■ **WRITTEN INSTRUCTION**: Look through the data and write out every line with the word "escala" in it.

•••••

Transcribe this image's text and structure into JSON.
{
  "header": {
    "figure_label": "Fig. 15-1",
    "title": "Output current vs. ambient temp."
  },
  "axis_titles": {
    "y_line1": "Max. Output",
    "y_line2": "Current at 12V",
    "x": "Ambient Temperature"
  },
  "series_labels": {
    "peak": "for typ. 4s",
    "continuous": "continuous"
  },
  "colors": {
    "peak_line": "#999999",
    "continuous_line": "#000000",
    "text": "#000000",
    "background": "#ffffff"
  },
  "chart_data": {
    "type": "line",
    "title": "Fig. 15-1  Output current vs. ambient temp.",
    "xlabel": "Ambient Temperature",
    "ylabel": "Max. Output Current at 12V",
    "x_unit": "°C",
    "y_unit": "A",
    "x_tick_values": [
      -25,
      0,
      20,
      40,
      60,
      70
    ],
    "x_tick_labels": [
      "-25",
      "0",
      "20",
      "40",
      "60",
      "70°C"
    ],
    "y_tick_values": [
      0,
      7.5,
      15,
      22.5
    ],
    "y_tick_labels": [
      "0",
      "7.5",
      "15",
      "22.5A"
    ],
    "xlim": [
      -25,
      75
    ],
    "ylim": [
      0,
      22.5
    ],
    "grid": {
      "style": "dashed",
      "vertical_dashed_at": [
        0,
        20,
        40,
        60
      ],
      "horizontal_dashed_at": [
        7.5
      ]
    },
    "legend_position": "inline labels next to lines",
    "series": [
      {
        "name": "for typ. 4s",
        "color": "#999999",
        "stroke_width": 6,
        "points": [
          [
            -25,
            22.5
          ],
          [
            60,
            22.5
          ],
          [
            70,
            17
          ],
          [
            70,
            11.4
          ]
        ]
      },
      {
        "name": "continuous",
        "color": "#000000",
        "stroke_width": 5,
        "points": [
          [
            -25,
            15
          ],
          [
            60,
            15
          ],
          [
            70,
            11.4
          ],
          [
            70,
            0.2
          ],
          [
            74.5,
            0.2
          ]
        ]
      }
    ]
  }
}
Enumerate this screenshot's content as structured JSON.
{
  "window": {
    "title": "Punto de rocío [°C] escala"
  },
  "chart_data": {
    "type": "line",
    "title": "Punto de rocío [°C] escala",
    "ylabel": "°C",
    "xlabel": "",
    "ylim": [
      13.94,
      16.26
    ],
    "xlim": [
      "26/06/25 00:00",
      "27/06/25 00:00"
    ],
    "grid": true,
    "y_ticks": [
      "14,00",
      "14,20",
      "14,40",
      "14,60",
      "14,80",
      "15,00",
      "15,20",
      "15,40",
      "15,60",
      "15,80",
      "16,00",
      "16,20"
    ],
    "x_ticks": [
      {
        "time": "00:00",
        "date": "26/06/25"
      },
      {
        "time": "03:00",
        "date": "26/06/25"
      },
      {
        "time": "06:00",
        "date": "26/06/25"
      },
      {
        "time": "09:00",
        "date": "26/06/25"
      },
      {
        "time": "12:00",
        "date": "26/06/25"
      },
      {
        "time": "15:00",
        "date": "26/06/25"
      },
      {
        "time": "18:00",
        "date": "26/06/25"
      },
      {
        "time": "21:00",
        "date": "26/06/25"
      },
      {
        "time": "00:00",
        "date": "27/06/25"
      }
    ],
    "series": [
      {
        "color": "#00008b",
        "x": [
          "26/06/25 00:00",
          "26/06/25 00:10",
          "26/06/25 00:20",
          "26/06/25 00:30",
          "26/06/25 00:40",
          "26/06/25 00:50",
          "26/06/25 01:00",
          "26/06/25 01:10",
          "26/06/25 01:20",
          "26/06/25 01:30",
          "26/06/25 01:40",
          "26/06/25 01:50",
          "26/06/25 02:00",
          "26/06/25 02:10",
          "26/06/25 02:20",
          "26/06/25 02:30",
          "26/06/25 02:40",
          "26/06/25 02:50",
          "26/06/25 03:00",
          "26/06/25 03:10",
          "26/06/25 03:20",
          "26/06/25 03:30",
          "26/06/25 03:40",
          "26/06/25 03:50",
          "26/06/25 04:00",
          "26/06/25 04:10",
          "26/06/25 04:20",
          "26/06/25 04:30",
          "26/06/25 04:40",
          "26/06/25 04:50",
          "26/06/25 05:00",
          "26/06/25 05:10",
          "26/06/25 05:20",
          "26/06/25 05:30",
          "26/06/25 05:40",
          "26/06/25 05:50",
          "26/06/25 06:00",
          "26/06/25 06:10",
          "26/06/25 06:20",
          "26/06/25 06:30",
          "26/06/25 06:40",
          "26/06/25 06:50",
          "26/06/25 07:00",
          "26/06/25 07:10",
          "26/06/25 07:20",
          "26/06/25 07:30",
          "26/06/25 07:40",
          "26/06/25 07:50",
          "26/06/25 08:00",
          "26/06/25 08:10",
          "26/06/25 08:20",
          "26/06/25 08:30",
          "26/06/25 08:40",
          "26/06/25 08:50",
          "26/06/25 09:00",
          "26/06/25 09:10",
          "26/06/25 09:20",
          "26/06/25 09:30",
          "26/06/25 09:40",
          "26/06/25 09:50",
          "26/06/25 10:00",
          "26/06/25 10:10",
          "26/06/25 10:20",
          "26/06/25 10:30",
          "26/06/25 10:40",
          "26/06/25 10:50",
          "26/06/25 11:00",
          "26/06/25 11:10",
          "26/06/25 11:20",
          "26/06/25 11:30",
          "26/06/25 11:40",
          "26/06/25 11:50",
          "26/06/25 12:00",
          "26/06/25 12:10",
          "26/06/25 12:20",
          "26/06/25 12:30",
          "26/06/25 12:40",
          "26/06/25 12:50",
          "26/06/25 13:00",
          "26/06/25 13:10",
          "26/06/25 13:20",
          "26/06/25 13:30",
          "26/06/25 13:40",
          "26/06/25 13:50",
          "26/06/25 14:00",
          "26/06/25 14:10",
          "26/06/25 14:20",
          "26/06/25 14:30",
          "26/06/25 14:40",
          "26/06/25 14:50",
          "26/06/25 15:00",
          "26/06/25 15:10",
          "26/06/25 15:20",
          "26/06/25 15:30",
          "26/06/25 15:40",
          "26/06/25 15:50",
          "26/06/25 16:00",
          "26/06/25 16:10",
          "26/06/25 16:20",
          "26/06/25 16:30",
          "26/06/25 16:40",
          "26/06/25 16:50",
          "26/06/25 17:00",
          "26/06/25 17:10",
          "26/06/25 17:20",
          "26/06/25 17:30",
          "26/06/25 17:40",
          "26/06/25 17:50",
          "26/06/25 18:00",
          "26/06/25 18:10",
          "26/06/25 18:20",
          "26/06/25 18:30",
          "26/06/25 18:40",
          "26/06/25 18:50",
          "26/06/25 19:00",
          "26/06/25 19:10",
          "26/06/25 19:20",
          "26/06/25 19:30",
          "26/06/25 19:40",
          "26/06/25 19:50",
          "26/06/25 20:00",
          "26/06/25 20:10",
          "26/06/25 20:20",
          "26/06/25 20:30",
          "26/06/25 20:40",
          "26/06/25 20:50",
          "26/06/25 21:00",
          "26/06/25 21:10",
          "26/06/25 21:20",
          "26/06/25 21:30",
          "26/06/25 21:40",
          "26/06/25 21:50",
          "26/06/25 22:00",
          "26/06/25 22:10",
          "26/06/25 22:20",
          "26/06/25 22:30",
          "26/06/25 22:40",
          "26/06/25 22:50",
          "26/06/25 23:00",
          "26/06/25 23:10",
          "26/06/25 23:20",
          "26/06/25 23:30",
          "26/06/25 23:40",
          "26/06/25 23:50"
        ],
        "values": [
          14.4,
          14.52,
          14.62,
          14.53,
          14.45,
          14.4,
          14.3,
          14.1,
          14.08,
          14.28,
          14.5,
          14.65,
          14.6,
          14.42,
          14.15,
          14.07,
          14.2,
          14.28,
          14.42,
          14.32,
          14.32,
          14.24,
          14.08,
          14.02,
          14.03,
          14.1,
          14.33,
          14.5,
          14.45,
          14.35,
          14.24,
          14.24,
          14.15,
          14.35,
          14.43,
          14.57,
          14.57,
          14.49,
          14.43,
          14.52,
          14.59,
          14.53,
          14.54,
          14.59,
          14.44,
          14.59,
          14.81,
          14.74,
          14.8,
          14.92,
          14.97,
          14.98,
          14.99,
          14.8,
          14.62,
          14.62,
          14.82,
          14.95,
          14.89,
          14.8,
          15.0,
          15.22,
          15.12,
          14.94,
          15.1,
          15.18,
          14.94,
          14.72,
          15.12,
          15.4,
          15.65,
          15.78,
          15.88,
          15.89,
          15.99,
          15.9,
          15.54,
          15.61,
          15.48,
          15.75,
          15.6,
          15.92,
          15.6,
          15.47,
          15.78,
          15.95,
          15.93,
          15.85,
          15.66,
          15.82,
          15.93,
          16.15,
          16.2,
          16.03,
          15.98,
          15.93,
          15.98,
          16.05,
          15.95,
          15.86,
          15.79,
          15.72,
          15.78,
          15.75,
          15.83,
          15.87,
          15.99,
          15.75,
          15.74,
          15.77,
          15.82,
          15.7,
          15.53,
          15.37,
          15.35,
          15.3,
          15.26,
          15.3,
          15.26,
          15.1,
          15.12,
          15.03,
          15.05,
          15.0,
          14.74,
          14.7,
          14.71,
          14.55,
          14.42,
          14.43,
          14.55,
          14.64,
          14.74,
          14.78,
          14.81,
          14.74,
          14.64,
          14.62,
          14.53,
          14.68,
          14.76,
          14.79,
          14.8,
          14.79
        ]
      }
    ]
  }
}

•••••

■ **TASK RESPONSE**:
    "title": "Punto de rocío [°C] escala"
    "title": "Punto de rocío [°C] escala",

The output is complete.